Text:
┄┄┄┄┄┄┄┄┄┄┄┄┄┄┄┄┄┄┄┄

Words on the Word

Christmas Day

Isaiah 52:2-7: How beautiful are the feet of one who brings good news.
Hebrews 1:1-6: He is the radiant light of God’s glory.
John 1:1-18: He was with God in the beginning.

Each year on Christmas Day the Prologue of John washes over us like a thunderous waterfall. The first two Christmas Masses, at midnight and dawn, are narrative in character. We follow the circumstances of Christ’s birth among the shepherds in the field, then in the stable, surrounded by damp hay and the smell of animals. We stand as witnesses. 

Much Christmas devotion is focused at a horizontal level, face to face with the mystery. This is good. By the incarnation God entered our horizontality, measurable in time and space. That is where he meets us. The Church’s early preaching insisted on this fact. It seemed incredible, and scandalous, that God should come to us on our terms. So this was rehearsed again and again. 

These days we live with the opposite tendency. We take the homely, companionable Jesus for granted. It is natural for us to relate simply to him. We call him our brother, our friend. We are right to do so: these titles are Biblically grounded. But do we sufficiently remember that he is also our eternal Lord, God from God, Light from Light?

‘In the beginning was the Word’, writes John. 

What’s a word? Formally speaking a word is a combination of letters or sounds capable of rendering sense. Not all words make sense on their own. They presuppose combinations with other words. But each word does mean something. Words enable us to order our experience and to share it. 

To deprive a man of the use of words is to do violence to him. One of the first things totalitarian regimes will do is to restrict speech and outlaw vocabulary. 

I have a tattered old book that used to belong to my grandfather, who was a prisoner in the Nazi camp of Grini during the War. The book is a collection of speeches given there by Francis Bull, a man of letters, during the Second World War. There were words that, in that context, it would have been impossible to use: ‘freedom’, ‘resistance’, ‘king’, and so forth. By using them nonetheless, or by finding clever ways of suggesting them by means of other words, Bull kept the other prisoners’ courage up. He kept alive a flame that otherwise might have been blown out by the icy wind of violence. 

When John proclaims that the Word become flesh, the Word we revere in the manger, was ‘in the beginning’, it is to show that the Child born of Mary embodies the origin of all things. The Word became flesh not just to run a redemptive errand but also, and not least, to show us what our existence means, where we come from, the goal we are called to reach. 

We read that ‘all things came to be through him’. It is literally true that he, by becoming man, ‘came into his own’.

┄┄┄┄┄┄┄┄┄┄┄┄┄┄┄┄┄┄┄┄

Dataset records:
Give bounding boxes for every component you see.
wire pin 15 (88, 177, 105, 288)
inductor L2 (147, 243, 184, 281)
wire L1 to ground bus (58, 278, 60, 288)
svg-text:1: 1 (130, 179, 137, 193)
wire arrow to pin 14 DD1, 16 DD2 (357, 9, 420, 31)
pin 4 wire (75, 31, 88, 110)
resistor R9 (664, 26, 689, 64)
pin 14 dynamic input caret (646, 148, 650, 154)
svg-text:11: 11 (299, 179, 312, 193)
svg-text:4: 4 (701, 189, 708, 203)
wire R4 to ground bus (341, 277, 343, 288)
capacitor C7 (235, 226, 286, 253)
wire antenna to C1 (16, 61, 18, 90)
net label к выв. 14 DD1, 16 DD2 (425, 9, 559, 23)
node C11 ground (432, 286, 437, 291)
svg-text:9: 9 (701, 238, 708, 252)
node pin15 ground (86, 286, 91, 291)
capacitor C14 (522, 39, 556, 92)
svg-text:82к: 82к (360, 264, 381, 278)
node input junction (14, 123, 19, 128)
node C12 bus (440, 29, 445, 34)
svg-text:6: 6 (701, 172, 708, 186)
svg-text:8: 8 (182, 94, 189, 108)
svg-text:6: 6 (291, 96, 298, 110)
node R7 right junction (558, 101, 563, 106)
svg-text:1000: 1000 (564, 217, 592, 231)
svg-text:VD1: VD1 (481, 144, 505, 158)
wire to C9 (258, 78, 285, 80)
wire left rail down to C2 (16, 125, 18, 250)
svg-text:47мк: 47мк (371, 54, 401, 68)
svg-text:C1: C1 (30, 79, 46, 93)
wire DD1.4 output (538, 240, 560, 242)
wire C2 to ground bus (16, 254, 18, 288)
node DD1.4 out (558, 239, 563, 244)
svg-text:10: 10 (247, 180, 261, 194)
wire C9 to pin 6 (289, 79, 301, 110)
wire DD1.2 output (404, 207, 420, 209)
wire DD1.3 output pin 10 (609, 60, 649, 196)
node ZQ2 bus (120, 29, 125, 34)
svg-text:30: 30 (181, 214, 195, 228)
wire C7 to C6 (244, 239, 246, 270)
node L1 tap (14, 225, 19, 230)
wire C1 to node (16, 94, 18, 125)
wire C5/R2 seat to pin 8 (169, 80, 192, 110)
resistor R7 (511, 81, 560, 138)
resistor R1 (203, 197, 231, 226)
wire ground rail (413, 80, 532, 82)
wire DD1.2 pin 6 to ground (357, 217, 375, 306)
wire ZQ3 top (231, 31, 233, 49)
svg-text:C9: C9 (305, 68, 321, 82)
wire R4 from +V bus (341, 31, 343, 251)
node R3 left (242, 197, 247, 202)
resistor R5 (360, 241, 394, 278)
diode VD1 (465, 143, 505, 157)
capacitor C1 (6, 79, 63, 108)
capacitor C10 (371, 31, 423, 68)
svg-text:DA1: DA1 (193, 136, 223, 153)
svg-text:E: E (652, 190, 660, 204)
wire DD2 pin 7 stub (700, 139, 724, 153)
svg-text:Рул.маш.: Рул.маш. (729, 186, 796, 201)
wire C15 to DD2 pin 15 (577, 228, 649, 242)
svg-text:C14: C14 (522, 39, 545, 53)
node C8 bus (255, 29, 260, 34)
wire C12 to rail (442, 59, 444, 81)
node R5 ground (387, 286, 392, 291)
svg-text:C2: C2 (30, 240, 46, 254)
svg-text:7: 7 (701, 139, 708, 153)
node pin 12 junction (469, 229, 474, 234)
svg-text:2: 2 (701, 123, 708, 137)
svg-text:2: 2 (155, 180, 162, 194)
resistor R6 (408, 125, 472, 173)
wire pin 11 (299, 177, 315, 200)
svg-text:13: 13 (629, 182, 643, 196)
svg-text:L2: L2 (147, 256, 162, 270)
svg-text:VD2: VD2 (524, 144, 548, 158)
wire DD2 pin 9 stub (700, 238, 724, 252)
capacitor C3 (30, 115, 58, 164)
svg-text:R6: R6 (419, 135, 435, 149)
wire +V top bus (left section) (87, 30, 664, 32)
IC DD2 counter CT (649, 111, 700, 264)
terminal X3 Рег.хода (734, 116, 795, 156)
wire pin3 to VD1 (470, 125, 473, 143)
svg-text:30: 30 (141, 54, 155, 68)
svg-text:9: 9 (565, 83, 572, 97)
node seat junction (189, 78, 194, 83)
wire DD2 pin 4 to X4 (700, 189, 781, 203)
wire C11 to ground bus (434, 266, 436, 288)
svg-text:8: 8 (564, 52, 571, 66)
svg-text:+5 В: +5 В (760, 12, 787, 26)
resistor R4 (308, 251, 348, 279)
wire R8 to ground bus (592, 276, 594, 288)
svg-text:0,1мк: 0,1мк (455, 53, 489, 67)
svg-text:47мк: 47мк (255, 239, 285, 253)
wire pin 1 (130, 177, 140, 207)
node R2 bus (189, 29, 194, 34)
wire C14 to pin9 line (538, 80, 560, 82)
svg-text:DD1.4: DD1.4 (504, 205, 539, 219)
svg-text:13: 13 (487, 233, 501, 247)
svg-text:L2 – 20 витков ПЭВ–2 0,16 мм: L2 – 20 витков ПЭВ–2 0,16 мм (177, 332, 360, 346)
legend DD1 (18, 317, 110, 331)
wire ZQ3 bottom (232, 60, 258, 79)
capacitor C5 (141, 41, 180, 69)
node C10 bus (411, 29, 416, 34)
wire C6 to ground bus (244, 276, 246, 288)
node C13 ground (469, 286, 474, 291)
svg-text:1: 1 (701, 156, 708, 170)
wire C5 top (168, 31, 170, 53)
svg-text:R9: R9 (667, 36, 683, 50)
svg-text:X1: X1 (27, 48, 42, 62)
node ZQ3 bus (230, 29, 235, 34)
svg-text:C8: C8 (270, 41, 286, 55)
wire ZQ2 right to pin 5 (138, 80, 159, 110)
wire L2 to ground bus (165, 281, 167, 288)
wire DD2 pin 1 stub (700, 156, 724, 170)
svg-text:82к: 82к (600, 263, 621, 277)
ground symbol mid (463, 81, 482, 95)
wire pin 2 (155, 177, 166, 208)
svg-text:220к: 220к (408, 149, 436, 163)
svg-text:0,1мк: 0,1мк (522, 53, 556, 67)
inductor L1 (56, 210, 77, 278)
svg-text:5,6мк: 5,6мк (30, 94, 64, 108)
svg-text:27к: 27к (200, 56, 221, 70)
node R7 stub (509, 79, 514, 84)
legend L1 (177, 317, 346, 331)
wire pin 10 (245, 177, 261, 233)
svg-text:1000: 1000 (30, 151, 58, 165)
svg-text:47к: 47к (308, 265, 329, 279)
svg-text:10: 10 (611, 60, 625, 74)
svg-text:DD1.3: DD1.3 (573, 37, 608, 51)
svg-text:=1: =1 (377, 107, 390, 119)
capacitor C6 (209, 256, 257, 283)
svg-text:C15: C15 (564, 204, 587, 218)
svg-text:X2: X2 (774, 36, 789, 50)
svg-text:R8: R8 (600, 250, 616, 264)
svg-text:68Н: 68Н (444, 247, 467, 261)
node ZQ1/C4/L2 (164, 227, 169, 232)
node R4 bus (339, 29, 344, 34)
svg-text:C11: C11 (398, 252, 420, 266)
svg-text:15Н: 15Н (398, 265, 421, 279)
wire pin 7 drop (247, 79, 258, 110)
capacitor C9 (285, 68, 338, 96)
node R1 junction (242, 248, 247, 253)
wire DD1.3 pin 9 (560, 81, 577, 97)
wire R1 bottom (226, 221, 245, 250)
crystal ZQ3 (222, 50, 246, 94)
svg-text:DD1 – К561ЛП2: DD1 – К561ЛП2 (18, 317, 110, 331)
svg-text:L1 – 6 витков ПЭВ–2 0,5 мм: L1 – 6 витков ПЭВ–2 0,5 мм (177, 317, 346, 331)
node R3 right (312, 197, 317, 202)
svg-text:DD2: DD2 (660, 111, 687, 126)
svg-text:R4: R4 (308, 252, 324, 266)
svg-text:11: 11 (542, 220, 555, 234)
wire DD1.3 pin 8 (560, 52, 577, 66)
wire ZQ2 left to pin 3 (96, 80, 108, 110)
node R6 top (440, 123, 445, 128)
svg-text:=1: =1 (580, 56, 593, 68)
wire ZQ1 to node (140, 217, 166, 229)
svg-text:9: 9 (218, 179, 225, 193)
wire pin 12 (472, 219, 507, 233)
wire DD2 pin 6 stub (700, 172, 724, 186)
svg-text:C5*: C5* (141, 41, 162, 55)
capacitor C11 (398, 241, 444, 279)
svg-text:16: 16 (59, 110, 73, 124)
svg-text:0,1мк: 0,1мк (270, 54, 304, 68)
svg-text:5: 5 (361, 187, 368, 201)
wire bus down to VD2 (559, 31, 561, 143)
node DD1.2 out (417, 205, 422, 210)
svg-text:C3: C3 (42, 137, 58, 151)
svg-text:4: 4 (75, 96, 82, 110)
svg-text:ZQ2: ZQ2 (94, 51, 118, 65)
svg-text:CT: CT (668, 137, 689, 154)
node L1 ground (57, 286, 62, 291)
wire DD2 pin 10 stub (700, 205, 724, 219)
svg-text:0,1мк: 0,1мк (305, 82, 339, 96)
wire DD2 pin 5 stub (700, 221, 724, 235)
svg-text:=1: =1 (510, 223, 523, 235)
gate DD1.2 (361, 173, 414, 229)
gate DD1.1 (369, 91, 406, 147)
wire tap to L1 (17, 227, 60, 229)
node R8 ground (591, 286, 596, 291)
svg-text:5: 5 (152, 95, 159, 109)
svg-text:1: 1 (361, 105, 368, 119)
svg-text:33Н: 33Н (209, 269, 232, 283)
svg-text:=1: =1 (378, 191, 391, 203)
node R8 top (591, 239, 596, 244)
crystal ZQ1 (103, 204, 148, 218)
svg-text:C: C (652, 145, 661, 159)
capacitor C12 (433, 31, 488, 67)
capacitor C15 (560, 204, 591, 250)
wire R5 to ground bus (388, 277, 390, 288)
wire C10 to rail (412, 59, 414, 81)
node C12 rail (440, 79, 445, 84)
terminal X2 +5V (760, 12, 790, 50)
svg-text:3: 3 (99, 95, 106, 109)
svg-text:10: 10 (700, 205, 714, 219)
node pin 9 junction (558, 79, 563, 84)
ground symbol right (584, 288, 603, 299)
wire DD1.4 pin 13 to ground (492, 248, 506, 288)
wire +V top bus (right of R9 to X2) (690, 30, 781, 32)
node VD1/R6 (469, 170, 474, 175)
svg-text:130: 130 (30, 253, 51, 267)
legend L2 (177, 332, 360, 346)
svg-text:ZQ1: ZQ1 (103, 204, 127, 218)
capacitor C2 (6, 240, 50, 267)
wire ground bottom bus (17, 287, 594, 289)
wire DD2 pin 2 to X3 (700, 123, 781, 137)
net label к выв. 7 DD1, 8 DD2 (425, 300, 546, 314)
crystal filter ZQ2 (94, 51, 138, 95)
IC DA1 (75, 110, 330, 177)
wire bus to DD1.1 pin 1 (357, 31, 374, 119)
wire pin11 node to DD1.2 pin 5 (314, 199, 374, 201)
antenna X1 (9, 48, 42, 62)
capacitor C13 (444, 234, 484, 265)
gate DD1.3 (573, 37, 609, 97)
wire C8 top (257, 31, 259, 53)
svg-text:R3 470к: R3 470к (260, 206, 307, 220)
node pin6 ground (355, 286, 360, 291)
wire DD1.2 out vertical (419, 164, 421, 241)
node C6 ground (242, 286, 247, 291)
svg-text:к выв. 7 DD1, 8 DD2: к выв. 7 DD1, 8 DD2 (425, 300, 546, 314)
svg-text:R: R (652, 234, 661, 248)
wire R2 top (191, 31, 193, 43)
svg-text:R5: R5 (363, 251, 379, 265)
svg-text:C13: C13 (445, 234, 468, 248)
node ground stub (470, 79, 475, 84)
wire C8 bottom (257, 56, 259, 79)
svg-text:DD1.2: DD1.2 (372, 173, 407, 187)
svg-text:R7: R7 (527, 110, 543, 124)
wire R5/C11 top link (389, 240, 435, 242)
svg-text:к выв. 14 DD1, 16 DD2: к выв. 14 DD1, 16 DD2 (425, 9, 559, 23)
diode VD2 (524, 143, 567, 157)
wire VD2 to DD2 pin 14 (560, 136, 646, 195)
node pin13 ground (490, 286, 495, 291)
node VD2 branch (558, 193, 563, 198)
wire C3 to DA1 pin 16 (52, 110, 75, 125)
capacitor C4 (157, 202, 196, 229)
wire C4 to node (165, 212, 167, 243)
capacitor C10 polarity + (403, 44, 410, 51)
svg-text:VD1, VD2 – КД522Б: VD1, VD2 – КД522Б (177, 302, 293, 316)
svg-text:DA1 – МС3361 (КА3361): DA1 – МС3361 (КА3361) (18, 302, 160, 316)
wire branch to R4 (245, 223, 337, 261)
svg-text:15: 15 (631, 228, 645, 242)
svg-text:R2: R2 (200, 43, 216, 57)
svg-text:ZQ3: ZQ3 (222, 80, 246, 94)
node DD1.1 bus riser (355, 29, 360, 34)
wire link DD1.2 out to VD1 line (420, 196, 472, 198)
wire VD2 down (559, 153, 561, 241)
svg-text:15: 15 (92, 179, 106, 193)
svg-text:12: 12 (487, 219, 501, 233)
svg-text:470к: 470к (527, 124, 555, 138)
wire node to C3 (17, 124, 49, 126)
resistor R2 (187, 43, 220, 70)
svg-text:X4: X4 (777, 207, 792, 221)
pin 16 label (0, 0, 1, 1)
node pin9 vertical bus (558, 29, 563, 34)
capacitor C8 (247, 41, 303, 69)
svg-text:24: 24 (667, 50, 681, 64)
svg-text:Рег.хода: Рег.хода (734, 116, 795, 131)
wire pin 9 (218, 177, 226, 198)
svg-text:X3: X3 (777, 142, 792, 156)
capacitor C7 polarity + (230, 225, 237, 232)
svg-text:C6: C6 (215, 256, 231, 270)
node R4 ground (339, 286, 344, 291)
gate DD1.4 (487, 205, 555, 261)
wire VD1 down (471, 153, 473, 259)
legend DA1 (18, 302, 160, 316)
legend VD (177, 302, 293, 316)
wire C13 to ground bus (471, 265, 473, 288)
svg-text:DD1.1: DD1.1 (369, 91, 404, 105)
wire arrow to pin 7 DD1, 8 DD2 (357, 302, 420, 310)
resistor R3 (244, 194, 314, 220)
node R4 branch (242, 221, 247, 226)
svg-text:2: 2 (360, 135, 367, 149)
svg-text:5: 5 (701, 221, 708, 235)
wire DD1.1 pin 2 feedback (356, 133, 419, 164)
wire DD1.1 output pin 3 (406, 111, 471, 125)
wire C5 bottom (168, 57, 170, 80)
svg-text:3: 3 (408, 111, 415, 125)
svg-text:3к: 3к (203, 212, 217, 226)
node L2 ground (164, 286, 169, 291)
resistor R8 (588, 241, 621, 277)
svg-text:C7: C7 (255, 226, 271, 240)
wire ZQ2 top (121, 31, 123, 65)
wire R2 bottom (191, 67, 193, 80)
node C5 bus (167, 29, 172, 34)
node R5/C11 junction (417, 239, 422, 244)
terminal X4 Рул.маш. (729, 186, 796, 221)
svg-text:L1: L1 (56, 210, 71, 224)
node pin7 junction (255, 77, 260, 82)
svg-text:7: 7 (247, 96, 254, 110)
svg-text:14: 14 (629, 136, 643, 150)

┄┄┄┄┄┄┄┄┄┄┄┄┄┄┄┄┄┄┄┄

Goals:
A - Answer these questions about the Christmas Day reflection:
(i) Which passage from John is listed among the readings?
(ii) At what times are the first two Christmas Masses held?
(iii) In which Nazi camp was the grandfather a prisoner?
B - Show every line of the entries that contains the word "bottom".

Solutions to the tasks:
A -
(i) John 1:1-18
(ii) At midnight and dawn
(iii) Grini

B -
wire ZQ3 bottom (232, 60, 258, 79)
wire R1 bottom (226, 221, 245, 250)
wire ground bottom bus (17, 287, 594, 289)
wire C8 bottom (257, 56, 259, 79)
wire C5 bottom (168, 57, 170, 80)
wire R2 bottom (191, 67, 193, 80)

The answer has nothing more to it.